[Start Listed entries]

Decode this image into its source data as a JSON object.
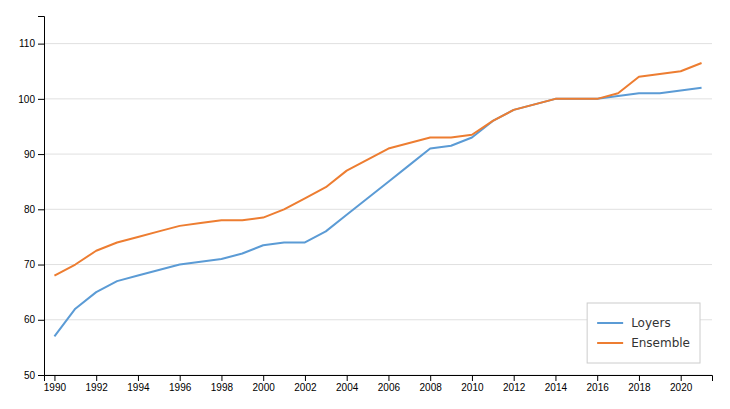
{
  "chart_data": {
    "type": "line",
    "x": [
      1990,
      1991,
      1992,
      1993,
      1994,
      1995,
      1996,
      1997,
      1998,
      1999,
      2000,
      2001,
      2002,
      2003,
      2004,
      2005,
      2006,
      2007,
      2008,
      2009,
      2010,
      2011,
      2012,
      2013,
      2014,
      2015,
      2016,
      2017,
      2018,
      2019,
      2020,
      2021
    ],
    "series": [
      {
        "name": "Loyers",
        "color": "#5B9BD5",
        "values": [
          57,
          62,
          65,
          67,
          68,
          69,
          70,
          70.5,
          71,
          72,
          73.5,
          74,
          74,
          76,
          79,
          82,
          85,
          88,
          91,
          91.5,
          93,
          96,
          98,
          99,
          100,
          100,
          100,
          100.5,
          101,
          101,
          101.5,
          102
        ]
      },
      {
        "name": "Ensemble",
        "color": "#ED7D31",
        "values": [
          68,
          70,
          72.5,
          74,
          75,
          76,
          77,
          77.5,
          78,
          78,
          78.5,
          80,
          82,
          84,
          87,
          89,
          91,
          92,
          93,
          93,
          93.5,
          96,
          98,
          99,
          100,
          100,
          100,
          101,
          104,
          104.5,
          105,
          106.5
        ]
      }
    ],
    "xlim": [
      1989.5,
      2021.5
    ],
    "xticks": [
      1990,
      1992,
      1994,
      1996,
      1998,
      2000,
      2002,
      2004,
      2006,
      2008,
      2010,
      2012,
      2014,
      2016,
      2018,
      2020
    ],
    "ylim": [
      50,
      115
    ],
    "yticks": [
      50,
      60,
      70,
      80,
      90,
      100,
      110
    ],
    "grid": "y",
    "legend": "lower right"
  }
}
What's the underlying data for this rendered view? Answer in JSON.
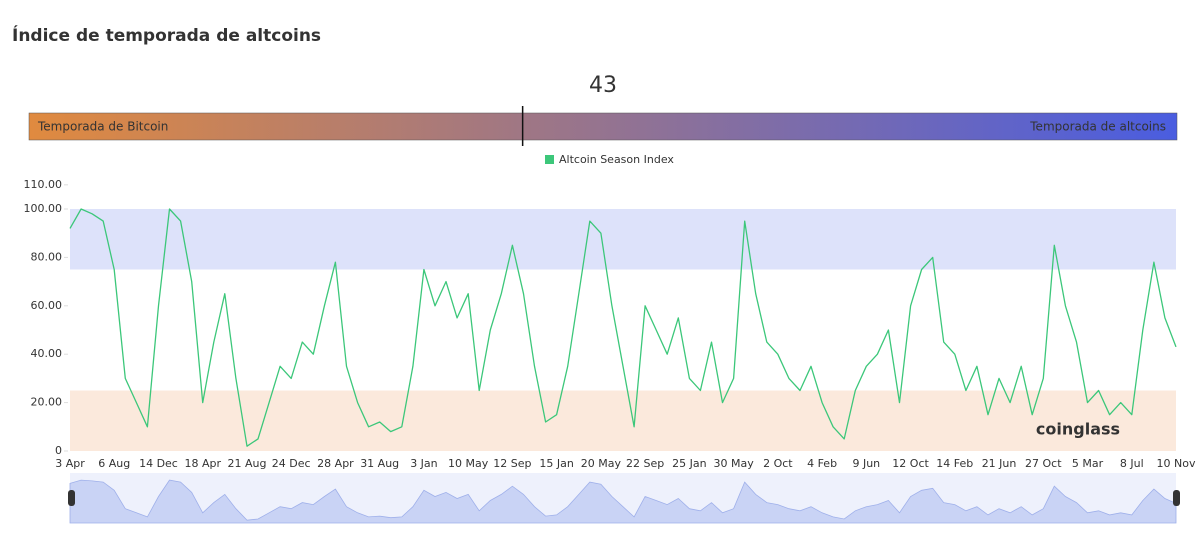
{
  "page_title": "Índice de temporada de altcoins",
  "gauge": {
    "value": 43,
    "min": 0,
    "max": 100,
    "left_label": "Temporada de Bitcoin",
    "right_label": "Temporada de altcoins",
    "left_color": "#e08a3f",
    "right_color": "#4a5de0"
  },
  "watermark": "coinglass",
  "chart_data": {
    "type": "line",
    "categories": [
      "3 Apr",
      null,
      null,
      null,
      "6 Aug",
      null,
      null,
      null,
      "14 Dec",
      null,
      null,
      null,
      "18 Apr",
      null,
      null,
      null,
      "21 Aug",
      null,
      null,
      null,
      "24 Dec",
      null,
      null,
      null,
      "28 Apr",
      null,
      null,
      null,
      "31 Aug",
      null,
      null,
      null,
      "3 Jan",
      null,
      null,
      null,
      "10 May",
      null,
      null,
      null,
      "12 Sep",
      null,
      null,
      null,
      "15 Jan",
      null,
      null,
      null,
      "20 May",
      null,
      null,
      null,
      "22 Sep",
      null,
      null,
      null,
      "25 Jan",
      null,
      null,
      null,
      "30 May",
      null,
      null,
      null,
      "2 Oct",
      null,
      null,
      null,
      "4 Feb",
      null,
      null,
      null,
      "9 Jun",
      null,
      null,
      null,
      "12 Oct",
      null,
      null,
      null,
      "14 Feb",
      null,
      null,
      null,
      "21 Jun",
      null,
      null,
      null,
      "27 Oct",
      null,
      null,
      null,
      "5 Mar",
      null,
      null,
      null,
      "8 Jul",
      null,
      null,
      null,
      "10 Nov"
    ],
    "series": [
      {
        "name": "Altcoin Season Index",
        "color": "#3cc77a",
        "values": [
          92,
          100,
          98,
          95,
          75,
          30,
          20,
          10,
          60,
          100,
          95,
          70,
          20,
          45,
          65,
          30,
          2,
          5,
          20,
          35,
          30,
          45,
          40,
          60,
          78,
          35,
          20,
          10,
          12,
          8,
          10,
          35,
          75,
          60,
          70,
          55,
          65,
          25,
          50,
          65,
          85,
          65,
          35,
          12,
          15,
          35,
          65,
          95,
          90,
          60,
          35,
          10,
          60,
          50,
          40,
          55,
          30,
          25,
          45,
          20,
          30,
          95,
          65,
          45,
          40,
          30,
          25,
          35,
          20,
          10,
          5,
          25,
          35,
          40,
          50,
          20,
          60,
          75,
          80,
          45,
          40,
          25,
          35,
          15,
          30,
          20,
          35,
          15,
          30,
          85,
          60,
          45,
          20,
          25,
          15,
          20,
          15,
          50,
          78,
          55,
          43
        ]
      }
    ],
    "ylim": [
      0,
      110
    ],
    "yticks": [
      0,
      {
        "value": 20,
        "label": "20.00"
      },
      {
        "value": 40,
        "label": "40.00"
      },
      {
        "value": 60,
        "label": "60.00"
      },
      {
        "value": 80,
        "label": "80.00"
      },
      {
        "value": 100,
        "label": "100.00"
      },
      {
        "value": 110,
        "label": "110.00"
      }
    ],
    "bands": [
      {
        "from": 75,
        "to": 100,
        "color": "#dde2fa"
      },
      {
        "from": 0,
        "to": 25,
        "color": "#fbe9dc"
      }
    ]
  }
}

[End Listed entries]
[Start Listed entries]

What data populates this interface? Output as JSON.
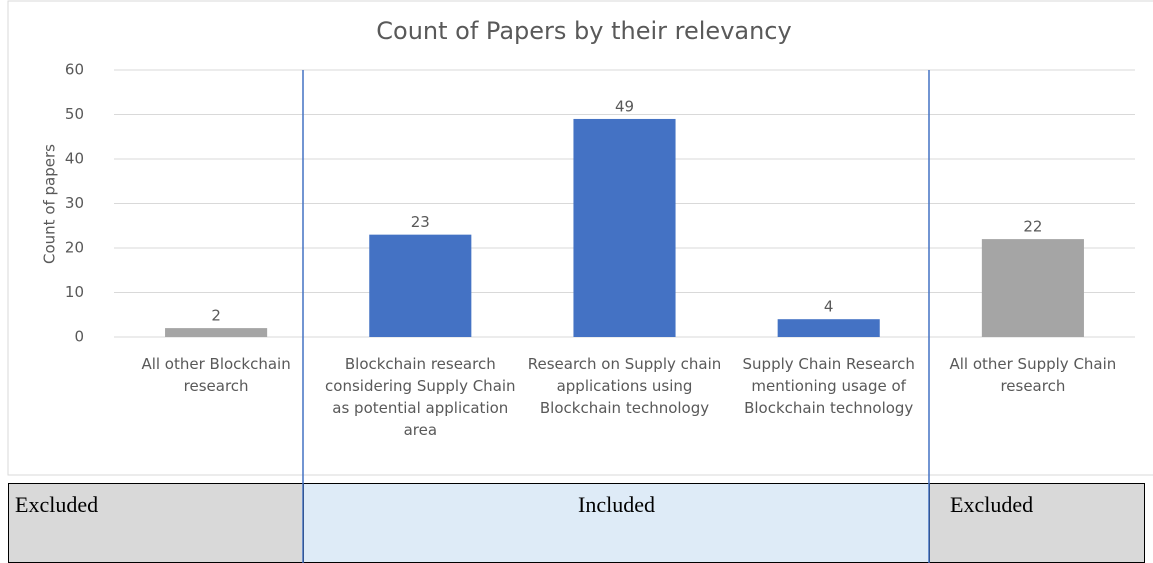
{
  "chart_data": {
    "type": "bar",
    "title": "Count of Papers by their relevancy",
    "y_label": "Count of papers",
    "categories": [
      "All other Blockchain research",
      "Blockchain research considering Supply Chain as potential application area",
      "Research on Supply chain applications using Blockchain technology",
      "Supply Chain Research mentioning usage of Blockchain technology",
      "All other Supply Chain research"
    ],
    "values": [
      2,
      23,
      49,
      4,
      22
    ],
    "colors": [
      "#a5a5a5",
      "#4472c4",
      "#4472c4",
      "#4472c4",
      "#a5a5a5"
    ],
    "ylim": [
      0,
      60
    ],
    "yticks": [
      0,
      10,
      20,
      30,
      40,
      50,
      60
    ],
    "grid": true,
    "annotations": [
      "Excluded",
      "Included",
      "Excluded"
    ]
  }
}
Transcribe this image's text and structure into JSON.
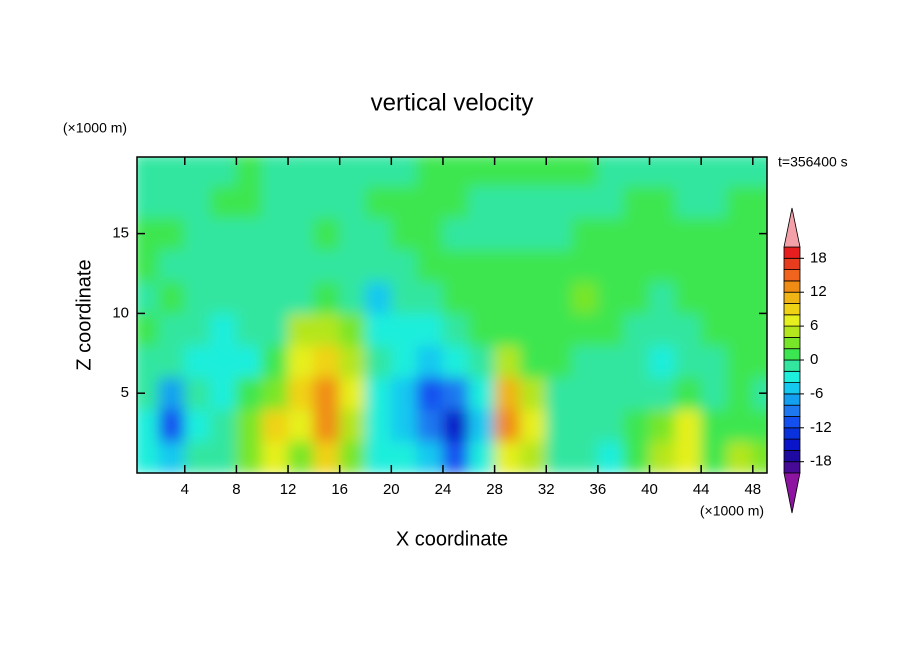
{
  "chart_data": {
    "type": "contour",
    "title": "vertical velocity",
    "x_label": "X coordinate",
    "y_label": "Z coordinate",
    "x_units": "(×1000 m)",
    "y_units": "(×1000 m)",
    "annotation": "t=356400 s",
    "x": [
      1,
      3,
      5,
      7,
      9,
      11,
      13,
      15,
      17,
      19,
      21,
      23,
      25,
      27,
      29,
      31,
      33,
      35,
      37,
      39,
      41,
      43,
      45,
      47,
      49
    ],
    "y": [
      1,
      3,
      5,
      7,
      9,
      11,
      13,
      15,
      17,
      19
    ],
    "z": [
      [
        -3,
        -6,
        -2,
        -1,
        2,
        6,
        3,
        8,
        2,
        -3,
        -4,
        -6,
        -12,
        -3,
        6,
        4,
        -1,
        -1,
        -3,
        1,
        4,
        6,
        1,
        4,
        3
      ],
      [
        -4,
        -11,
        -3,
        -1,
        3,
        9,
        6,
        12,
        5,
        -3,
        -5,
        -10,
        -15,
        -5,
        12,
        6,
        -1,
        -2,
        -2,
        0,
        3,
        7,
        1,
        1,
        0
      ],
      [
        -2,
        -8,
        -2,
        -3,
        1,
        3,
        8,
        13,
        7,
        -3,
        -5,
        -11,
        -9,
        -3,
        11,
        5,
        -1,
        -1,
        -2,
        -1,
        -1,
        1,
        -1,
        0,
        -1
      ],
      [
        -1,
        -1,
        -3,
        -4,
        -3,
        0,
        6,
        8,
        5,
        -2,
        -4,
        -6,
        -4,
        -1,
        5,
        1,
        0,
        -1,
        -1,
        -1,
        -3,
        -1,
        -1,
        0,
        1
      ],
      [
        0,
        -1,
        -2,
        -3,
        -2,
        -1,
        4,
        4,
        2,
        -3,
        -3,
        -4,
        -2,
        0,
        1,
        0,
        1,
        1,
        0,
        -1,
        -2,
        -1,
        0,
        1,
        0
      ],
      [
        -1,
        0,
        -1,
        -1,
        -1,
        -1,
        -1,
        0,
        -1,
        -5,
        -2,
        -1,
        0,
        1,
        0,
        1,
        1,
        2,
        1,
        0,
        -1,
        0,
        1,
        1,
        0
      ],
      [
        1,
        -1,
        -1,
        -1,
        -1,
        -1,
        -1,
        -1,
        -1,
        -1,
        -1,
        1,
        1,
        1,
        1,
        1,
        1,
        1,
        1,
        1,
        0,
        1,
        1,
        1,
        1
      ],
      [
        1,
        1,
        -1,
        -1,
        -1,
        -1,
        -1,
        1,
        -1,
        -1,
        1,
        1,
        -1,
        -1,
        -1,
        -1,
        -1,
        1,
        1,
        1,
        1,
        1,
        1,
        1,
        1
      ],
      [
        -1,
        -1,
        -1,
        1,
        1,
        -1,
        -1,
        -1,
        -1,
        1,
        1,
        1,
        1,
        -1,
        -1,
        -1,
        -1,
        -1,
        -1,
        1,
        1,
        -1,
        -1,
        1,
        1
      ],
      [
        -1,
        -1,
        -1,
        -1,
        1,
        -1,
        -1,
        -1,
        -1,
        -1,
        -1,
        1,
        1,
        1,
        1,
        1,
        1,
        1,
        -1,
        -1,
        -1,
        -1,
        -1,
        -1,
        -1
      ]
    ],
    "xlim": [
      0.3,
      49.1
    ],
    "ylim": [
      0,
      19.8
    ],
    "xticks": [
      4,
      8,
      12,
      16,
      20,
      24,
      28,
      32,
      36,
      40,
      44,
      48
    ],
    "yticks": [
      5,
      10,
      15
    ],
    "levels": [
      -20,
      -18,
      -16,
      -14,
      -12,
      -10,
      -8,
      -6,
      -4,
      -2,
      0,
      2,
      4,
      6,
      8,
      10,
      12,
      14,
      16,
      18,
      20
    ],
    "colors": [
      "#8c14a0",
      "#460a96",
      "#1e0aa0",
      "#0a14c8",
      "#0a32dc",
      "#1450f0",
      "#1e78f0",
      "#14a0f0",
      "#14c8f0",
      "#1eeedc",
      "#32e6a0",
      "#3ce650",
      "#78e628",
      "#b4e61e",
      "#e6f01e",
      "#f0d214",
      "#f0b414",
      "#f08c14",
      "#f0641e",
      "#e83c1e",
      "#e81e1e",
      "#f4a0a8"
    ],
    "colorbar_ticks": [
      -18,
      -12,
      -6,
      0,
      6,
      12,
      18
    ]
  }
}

[End Listed entries]

» Set exercise
In the records above, how many lines hold the string "Supply"? Reply with only the number.

» Final result
4